## The request
Determine how many lines contain the string "this". Reply with that figure and nothing else.
>>>>
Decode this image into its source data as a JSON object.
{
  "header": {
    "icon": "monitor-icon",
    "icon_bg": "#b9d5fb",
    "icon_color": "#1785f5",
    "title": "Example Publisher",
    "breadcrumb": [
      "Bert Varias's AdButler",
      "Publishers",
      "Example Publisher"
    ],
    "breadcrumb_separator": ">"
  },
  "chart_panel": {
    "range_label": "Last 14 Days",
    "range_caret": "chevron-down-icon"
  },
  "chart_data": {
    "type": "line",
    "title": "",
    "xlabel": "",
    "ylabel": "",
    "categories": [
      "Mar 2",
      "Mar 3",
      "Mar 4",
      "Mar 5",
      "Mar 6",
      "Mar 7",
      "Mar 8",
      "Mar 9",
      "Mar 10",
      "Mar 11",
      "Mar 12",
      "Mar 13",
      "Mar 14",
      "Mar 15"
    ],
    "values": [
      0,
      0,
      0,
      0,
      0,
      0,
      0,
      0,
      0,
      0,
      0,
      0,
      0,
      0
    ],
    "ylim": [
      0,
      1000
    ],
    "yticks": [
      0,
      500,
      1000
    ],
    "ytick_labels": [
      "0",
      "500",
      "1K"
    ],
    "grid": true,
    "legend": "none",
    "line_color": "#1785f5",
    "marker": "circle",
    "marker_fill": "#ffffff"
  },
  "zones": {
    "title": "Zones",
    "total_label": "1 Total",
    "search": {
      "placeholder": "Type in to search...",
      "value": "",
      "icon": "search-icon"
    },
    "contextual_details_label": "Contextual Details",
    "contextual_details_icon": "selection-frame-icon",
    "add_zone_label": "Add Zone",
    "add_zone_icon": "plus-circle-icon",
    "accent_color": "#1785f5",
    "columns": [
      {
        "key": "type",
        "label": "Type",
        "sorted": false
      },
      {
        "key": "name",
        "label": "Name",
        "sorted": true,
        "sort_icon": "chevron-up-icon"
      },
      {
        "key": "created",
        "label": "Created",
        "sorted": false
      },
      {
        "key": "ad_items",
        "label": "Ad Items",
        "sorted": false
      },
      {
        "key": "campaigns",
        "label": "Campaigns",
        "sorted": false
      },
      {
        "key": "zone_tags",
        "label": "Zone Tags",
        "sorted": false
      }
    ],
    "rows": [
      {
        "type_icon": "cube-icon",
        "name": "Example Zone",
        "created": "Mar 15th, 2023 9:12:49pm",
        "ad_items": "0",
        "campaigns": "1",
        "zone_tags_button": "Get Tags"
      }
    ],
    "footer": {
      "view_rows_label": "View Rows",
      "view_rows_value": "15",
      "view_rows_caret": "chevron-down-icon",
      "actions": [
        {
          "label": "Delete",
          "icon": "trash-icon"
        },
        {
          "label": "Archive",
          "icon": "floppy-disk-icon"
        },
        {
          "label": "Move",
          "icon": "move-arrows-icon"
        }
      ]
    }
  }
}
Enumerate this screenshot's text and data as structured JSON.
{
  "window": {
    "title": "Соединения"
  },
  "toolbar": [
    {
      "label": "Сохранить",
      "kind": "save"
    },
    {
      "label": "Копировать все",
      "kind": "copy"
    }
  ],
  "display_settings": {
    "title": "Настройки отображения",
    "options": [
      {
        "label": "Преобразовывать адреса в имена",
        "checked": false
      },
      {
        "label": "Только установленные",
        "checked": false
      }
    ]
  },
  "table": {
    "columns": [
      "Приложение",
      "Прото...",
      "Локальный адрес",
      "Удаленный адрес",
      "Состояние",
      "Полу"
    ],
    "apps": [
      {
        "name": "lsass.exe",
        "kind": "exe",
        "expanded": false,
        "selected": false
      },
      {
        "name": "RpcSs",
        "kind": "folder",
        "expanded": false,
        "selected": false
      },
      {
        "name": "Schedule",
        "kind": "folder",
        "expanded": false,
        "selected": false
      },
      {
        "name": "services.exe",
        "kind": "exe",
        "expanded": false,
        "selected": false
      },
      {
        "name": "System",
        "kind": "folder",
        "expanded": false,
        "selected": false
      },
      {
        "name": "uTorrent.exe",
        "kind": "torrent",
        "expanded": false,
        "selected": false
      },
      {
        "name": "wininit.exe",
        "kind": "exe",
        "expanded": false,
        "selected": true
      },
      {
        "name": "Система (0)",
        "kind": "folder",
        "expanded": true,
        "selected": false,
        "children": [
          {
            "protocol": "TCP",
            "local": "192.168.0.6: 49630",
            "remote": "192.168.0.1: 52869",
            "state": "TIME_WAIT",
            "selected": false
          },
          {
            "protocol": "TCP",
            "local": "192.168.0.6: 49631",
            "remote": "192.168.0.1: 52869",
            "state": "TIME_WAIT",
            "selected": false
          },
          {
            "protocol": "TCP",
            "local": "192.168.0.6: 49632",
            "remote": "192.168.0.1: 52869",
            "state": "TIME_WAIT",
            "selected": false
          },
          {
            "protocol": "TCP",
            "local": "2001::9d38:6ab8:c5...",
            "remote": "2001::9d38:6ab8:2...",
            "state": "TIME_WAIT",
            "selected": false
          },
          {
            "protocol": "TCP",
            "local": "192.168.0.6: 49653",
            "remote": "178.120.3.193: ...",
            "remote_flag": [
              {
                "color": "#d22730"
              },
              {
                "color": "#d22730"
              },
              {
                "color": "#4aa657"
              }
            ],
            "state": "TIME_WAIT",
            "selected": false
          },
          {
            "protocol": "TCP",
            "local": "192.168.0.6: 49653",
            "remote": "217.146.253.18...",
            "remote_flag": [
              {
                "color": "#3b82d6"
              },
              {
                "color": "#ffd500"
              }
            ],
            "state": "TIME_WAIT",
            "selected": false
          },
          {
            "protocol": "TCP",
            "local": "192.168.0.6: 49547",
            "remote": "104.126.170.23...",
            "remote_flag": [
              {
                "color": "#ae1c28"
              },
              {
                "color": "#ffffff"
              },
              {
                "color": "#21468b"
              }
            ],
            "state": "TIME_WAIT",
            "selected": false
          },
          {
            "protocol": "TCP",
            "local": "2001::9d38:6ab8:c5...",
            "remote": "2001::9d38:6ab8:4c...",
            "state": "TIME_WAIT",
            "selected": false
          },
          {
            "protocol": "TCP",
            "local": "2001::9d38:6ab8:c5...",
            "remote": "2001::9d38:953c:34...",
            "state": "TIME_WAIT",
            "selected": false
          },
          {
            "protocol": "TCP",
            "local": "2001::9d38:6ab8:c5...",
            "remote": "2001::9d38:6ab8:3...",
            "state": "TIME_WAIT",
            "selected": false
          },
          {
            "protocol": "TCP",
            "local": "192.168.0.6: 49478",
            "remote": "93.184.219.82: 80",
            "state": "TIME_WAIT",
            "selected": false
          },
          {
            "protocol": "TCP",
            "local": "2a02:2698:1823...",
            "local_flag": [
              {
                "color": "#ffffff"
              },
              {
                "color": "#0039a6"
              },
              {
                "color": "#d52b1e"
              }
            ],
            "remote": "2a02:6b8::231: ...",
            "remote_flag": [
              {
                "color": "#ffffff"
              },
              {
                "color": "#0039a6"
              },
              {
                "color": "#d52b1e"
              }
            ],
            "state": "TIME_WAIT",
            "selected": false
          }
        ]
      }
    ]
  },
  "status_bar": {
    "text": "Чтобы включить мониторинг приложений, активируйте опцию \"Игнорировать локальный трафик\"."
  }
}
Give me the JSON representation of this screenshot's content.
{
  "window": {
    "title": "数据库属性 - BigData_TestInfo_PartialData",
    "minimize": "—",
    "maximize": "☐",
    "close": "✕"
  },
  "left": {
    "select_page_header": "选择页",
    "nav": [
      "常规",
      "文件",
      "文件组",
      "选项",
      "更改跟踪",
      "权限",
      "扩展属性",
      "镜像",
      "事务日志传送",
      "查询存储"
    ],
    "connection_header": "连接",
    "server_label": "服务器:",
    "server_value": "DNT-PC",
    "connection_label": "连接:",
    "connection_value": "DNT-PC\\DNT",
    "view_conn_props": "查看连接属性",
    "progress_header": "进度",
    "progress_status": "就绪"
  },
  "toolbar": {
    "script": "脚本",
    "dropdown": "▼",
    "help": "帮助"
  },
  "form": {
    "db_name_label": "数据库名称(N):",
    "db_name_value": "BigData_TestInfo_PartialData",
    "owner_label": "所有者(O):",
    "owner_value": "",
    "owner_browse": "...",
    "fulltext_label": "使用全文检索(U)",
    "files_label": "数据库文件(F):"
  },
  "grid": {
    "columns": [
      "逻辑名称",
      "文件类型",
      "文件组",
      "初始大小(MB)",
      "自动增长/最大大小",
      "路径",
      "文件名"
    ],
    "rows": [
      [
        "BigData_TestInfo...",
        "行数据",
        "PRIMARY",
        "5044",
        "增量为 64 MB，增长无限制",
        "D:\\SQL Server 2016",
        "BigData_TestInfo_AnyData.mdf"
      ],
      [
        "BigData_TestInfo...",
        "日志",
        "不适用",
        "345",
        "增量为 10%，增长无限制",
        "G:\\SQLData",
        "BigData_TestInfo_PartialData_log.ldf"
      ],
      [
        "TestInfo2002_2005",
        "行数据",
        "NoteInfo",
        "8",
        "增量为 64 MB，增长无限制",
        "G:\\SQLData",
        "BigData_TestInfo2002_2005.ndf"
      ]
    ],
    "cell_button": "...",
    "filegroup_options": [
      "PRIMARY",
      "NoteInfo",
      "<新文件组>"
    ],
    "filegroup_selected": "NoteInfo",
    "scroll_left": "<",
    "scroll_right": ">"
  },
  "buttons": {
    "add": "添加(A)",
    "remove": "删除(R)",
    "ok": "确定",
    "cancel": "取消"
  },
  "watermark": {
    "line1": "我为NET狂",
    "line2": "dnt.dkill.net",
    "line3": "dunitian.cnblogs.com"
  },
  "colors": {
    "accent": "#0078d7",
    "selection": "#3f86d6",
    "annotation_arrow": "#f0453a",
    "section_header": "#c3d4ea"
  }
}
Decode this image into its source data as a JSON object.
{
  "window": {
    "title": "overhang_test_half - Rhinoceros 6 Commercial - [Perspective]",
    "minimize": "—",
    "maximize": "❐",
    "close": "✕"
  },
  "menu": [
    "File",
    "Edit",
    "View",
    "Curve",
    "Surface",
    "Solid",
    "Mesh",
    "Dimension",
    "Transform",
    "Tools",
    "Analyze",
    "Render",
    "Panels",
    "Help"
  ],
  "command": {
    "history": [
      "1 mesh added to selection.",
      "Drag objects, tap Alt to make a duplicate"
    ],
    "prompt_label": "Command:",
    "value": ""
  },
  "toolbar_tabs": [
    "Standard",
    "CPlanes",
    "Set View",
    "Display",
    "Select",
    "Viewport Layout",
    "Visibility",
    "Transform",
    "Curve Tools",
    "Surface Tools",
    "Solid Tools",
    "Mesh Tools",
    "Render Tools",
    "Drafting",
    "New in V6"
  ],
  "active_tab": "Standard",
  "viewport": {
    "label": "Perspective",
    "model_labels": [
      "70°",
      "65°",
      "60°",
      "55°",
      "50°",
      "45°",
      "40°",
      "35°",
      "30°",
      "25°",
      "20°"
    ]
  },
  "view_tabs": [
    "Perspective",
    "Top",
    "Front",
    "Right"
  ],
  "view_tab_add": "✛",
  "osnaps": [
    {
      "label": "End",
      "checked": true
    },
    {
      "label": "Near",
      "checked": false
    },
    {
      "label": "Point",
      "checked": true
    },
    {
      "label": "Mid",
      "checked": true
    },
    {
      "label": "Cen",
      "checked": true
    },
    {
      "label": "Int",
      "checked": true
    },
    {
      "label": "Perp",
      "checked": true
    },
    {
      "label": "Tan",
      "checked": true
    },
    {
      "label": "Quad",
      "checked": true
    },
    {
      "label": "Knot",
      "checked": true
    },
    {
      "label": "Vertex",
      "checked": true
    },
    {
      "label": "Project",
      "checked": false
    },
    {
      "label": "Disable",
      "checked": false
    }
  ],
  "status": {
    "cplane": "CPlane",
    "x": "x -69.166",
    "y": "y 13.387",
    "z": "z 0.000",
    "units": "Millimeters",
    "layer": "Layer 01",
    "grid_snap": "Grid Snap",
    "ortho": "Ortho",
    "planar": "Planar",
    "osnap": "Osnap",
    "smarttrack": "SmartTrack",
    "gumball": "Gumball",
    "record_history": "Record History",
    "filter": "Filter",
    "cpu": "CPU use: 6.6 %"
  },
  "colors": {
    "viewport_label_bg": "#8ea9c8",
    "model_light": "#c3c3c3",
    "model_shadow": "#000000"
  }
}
<<<<
## Result below
4